# [WORK TO COMPLETE]
What follows is a listing; restate every line of it word for word.

* BEGIN DATASET CONTENT *

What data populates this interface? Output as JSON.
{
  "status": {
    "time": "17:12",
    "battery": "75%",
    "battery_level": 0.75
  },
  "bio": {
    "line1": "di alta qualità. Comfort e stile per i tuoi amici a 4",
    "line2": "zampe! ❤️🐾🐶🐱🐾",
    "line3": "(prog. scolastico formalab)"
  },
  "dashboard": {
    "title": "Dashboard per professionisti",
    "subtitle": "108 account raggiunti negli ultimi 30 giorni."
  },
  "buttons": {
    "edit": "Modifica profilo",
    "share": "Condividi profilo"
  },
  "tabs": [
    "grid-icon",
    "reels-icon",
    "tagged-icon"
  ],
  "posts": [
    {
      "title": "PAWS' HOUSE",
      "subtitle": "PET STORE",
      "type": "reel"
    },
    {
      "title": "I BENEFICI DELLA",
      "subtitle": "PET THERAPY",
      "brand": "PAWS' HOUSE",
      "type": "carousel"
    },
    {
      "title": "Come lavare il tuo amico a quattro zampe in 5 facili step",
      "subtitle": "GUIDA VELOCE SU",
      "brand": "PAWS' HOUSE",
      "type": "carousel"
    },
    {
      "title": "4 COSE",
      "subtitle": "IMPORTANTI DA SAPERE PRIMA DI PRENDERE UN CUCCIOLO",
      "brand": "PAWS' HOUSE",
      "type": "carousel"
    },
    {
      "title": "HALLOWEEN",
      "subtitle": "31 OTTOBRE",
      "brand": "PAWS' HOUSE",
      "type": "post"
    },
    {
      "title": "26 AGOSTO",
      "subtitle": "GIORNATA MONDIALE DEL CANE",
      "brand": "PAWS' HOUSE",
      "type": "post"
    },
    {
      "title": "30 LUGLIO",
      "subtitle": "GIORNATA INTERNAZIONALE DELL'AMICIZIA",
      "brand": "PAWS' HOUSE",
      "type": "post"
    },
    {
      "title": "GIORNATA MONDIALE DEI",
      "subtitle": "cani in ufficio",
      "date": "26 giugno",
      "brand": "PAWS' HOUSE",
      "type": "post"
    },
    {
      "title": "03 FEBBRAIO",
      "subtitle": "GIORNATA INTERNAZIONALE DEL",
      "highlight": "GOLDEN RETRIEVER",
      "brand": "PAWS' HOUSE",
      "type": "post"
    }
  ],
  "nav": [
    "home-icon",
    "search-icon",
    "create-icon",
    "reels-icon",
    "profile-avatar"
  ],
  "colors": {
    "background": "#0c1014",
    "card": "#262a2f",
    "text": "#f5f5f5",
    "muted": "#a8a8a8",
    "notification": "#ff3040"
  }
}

* END DATASET CONTENT *

# [EXPECTED ANSWER]
What data populates this interface? Output as JSON.
{
  "status": {
    "time": "17:12",
    "battery": "75%",
    "battery_level": 0.75
  },
  "bio": {
    "line1": "di alta qualità. Comfort e stile per i tuoi amici a 4",
    "line2": "zampe! ❤️🐾🐶🐱🐾",
    "line3": "(prog. scolastico formalab)"
  },
  "dashboard": {
    "title": "Dashboard per professionisti",
    "subtitle": "108 account raggiunti negli ultimi 30 giorni."
  },
  "buttons": {
    "edit": "Modifica profilo",
    "share": "Condividi profilo"
  },
  "tabs": [
    "grid-icon",
    "reels-icon",
    "tagged-icon"
  ],
  "posts": [
    {
      "title": "PAWS' HOUSE",
      "subtitle": "PET STORE",
      "type": "reel"
    },
    {
      "title": "I BENEFICI DELLA",
      "subtitle": "PET THERAPY",
      "brand": "PAWS' HOUSE",
      "type": "carousel"
    },
    {
      "title": "Come lavare il tuo amico a quattro zampe in 5 facili step",
      "subtitle": "GUIDA VELOCE SU",
      "brand": "PAWS' HOUSE",
      "type": "carousel"
    },
    {
      "title": "4 COSE",
      "subtitle": "IMPORTANTI DA SAPERE PRIMA DI PRENDERE UN CUCCIOLO",
      "brand": "PAWS' HOUSE",
      "type": "carousel"
    },
    {
      "title": "HALLOWEEN",
      "subtitle": "31 OTTOBRE",
      "brand": "PAWS' HOUSE",
      "type": "post"
    },
    {
      "title": "26 AGOSTO",
      "subtitle": "GIORNATA MONDIALE DEL CANE",
      "brand": "PAWS' HOUSE",
      "type": "post"
    },
    {
      "title": "30 LUGLIO",
      "subtitle": "GIORNATA INTERNAZIONALE DELL'AMICIZIA",
      "brand": "PAWS' HOUSE",
      "type": "post"
    },
    {
      "title": "GIORNATA MONDIALE DEI",
      "subtitle": "cani in ufficio",
      "date": "26 giugno",
      "brand": "PAWS' HOUSE",
      "type": "post"
    },
    {
      "title": "03 FEBBRAIO",
      "subtitle": "GIORNATA INTERNAZIONALE DEL",
      "highlight": "GOLDEN RETRIEVER",
      "brand": "PAWS' HOUSE",
      "type": "post"
    }
  ],
  "nav": [
    "home-icon",
    "search-icon",
    "create-icon",
    "reels-icon",
    "profile-avatar"
  ],
  "colors": {
    "background": "#0c1014",
    "card": "#262a2f",
    "text": "#f5f5f5",
    "muted": "#a8a8a8",
    "notification": "#ff3040"
  }
}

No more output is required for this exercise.